— Recorded data —
* * * *

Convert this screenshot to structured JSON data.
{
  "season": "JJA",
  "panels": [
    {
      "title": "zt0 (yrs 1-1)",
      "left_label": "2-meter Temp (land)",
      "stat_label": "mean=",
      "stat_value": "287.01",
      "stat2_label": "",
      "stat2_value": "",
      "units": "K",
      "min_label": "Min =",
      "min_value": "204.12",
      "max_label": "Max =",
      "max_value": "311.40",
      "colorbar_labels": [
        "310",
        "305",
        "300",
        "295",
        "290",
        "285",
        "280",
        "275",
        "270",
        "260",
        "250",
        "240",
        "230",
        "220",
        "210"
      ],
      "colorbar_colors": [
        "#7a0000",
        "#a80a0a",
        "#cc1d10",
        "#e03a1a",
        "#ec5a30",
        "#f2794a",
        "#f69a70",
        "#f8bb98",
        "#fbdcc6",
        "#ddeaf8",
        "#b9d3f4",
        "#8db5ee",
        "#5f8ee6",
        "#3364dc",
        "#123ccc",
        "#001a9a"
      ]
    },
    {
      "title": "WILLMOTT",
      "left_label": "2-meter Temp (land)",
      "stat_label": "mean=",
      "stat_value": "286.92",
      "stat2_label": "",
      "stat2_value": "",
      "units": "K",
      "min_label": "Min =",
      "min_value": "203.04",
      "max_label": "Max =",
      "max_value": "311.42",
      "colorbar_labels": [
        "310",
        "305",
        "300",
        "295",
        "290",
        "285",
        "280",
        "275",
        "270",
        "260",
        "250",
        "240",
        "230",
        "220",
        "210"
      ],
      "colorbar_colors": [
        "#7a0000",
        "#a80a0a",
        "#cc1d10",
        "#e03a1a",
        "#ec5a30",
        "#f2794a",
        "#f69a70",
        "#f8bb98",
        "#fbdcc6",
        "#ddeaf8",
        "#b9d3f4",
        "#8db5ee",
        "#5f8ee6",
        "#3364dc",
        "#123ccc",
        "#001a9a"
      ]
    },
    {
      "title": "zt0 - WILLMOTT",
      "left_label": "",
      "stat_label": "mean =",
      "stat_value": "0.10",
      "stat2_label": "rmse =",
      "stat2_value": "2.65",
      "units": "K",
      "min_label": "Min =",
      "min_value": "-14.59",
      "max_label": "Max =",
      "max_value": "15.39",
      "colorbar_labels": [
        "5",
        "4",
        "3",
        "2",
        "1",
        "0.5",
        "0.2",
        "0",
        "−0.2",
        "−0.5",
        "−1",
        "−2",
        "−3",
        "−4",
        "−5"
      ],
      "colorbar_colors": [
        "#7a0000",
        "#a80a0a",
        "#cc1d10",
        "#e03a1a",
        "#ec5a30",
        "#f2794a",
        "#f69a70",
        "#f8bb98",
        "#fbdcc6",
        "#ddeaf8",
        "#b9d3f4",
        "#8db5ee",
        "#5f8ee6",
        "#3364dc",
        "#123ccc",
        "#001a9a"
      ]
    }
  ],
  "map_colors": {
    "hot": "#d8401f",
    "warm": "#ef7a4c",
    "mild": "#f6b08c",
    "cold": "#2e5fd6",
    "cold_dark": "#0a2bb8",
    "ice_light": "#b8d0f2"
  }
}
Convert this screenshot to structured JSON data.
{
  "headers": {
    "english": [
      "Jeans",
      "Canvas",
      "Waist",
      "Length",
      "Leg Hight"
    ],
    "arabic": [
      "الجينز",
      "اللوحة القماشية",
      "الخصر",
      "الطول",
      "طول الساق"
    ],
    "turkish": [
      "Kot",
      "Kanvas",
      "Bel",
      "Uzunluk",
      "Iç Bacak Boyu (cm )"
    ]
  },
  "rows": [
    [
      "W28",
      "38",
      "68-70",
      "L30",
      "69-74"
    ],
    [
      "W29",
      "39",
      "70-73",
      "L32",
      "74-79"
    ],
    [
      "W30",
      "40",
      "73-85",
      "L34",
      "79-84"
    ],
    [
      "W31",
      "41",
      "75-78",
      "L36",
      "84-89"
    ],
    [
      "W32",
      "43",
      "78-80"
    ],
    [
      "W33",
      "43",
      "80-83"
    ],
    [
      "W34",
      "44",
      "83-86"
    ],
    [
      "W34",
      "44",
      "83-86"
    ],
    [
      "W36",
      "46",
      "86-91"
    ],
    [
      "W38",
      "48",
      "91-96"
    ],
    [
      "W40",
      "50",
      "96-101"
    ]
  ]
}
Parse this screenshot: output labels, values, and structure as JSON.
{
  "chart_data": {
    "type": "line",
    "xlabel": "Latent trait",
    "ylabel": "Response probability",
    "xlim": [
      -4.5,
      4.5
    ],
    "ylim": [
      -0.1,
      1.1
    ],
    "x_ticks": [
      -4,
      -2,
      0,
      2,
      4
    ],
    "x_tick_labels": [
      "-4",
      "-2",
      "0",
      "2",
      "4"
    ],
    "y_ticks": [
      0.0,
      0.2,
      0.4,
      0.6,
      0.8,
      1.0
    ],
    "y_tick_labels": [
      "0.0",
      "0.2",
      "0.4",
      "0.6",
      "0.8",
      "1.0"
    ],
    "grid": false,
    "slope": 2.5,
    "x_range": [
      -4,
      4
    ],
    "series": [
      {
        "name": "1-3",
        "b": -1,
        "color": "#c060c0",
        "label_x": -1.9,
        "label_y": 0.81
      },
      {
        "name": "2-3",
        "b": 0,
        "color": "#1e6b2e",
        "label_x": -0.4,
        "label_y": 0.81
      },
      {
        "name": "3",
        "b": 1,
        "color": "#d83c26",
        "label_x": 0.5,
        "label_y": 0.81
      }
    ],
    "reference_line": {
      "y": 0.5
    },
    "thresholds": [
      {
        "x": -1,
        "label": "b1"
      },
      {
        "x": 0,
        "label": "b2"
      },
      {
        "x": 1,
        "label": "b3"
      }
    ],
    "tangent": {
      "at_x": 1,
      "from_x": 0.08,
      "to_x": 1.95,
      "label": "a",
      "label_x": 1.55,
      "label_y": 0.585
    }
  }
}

* * * *

Write out every entry again, keeping each line exactly the same.

— EXERCISE OUTPUT —
Convert this screenshot to structured JSON data.
{
  "season": "JJA",
  "panels": [
    {
      "title": "zt0 (yrs 1-1)",
      "left_label": "2-meter Temp (land)",
      "stat_label": "mean=",
      "stat_value": "287.01",
      "stat2_label": "",
      "stat2_value": "",
      "units": "K",
      "min_label": "Min =",
      "min_value": "204.12",
      "max_label": "Max =",
      "max_value": "311.40",
      "colorbar_labels": [
        "310",
        "305",
        "300",
        "295",
        "290",
        "285",
        "280",
        "275",
        "270",
        "260",
        "250",
        "240",
        "230",
        "220",
        "210"
      ],
      "colorbar_colors": [
        "#7a0000",
        "#a80a0a",
        "#cc1d10",
        "#e03a1a",
        "#ec5a30",
        "#f2794a",
        "#f69a70",
        "#f8bb98",
        "#fbdcc6",
        "#ddeaf8",
        "#b9d3f4",
        "#8db5ee",
        "#5f8ee6",
        "#3364dc",
        "#123ccc",
        "#001a9a"
      ]
    },
    {
      "title": "WILLMOTT",
      "left_label": "2-meter Temp (land)",
      "stat_label": "mean=",
      "stat_value": "286.92",
      "stat2_label": "",
      "stat2_value": "",
      "units": "K",
      "min_label": "Min =",
      "min_value": "203.04",
      "max_label": "Max =",
      "max_value": "311.42",
      "colorbar_labels": [
        "310",
        "305",
        "300",
        "295",
        "290",
        "285",
        "280",
        "275",
        "270",
        "260",
        "250",
        "240",
        "230",
        "220",
        "210"
      ],
      "colorbar_colors": [
        "#7a0000",
        "#a80a0a",
        "#cc1d10",
        "#e03a1a",
        "#ec5a30",
        "#f2794a",
        "#f69a70",
        "#f8bb98",
        "#fbdcc6",
        "#ddeaf8",
        "#b9d3f4",
        "#8db5ee",
        "#5f8ee6",
        "#3364dc",
        "#123ccc",
        "#001a9a"
      ]
    },
    {
      "title": "zt0 - WILLMOTT",
      "left_label": "",
      "stat_label": "mean =",
      "stat_value": "0.10",
      "stat2_label": "rmse =",
      "stat2_value": "2.65",
      "units": "K",
      "min_label": "Min =",
      "min_value": "-14.59",
      "max_label": "Max =",
      "max_value": "15.39",
      "colorbar_labels": [
        "5",
        "4",
        "3",
        "2",
        "1",
        "0.5",
        "0.2",
        "0",
        "−0.2",
        "−0.5",
        "−1",
        "−2",
        "−3",
        "−4",
        "−5"
      ],
      "colorbar_colors": [
        "#7a0000",
        "#a80a0a",
        "#cc1d10",
        "#e03a1a",
        "#ec5a30",
        "#f2794a",
        "#f69a70",
        "#f8bb98",
        "#fbdcc6",
        "#ddeaf8",
        "#b9d3f4",
        "#8db5ee",
        "#5f8ee6",
        "#3364dc",
        "#123ccc",
        "#001a9a"
      ]
    }
  ],
  "map_colors": {
    "hot": "#d8401f",
    "warm": "#ef7a4c",
    "mild": "#f6b08c",
    "cold": "#2e5fd6",
    "cold_dark": "#0a2bb8",
    "ice_light": "#b8d0f2"
  }
}
Convert this screenshot to structured JSON data.
{
  "headers": {
    "english": [
      "Jeans",
      "Canvas",
      "Waist",
      "Length",
      "Leg Hight"
    ],
    "arabic": [
      "الجينز",
      "اللوحة القماشية",
      "الخصر",
      "الطول",
      "طول الساق"
    ],
    "turkish": [
      "Kot",
      "Kanvas",
      "Bel",
      "Uzunluk",
      "Iç Bacak Boyu (cm )"
    ]
  },
  "rows": [
    [
      "W28",
      "38",
      "68-70",
      "L30",
      "69-74"
    ],
    [
      "W29",
      "39",
      "70-73",
      "L32",
      "74-79"
    ],
    [
      "W30",
      "40",
      "73-85",
      "L34",
      "79-84"
    ],
    [
      "W31",
      "41",
      "75-78",
      "L36",
      "84-89"
    ],
    [
      "W32",
      "43",
      "78-80"
    ],
    [
      "W33",
      "43",
      "80-83"
    ],
    [
      "W34",
      "44",
      "83-86"
    ],
    [
      "W34",
      "44",
      "83-86"
    ],
    [
      "W36",
      "46",
      "86-91"
    ],
    [
      "W38",
      "48",
      "91-96"
    ],
    [
      "W40",
      "50",
      "96-101"
    ]
  ]
}
Parse this screenshot: output labels, values, and structure as JSON.
{
  "chart_data": {
    "type": "line",
    "xlabel": "Latent trait",
    "ylabel": "Response probability",
    "xlim": [
      -4.5,
      4.5
    ],
    "ylim": [
      -0.1,
      1.1
    ],
    "x_ticks": [
      -4,
      -2,
      0,
      2,
      4
    ],
    "x_tick_labels": [
      "-4",
      "-2",
      "0",
      "2",
      "4"
    ],
    "y_ticks": [
      0.0,
      0.2,
      0.4,
      0.6,
      0.8,
      1.0
    ],
    "y_tick_labels": [
      "0.0",
      "0.2",
      "0.4",
      "0.6",
      "0.8",
      "1.0"
    ],
    "grid": false,
    "slope": 2.5,
    "x_range": [
      -4,
      4
    ],
    "series": [
      {
        "name": "1-3",
        "b": -1,
        "color": "#c060c0",
        "label_x": -1.9,
        "label_y": 0.81
      },
      {
        "name": "2-3",
        "b": 0,
        "color": "#1e6b2e",
        "label_x": -0.4,
        "label_y": 0.81
      },
      {
        "name": "3",
        "b": 1,
        "color": "#d83c26",
        "label_x": 0.5,
        "label_y": 0.81
      }
    ],
    "reference_line": {
      "y": 0.5
    },
    "thresholds": [
      {
        "x": -1,
        "label": "b1"
      },
      {
        "x": 0,
        "label": "b2"
      },
      {
        "x": 1,
        "label": "b3"
      }
    ],
    "tangent": {
      "at_x": 1,
      "from_x": 0.08,
      "to_x": 1.95,
      "label": "a",
      "label_x": 1.55,
      "label_y": 0.585
    }
  }
}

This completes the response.